§ **Instruction**: Everything from the line that contains "Transcribe this image's" through the last line of the listing must be copied exactly, with both of those lines included and no others.

§ **Material provided**:

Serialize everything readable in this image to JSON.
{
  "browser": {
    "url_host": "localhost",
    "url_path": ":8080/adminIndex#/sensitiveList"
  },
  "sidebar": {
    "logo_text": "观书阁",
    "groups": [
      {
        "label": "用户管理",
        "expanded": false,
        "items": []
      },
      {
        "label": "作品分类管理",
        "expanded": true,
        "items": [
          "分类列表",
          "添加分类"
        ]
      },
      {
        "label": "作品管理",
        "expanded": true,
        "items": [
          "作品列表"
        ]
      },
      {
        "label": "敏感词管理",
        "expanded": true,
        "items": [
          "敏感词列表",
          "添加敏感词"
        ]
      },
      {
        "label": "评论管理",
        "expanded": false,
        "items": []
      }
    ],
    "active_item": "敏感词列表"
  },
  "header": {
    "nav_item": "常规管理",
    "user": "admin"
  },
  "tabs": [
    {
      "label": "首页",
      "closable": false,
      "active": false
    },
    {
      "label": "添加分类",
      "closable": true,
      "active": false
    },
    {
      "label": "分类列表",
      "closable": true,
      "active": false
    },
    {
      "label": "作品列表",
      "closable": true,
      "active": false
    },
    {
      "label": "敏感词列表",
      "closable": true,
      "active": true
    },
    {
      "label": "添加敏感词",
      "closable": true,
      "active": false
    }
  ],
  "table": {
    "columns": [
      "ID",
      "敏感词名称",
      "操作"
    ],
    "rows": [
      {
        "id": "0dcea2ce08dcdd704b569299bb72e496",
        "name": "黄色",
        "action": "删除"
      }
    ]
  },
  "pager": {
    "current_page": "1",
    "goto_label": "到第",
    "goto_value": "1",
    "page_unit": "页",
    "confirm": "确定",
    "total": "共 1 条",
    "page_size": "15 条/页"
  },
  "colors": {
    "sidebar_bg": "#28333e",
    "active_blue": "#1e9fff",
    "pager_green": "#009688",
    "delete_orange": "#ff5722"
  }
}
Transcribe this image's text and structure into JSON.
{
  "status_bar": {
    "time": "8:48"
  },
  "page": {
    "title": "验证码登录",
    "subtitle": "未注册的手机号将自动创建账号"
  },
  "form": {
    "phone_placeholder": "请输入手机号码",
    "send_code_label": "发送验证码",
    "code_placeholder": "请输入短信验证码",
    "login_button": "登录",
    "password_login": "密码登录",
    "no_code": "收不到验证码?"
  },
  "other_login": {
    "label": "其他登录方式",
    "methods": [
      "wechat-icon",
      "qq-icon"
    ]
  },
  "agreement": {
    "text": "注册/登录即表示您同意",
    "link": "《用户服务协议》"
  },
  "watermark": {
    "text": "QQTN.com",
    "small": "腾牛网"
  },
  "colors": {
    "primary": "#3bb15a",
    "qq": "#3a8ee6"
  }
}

§ **Task answer**:
Transcribe this image's text and structure into JSON.
{
  "status_bar": {
    "time": "8:48"
  },
  "page": {
    "title": "验证码登录",
    "subtitle": "未注册的手机号将自动创建账号"
  },
  "form": {
    "phone_placeholder": "请输入手机号码",
    "send_code_label": "发送验证码",
    "code_placeholder": "请输入短信验证码",
    "login_button": "登录",
    "password_login": "密码登录",
    "no_code": "收不到验证码?"
  },
  "other_login": {
    "label": "其他登录方式",
    "methods": [
      "wechat-icon",
      "qq-icon"
    ]
  },
  "agreement": {
    "text": "注册/登录即表示您同意",
    "link": "《用户服务协议》"
  },
  "watermark": {
    "text": "QQTN.com",
    "small": "腾牛网"
  },
  "colors": {
    "primary": "#3bb15a",
    "qq": "#3a8ee6"
  }
}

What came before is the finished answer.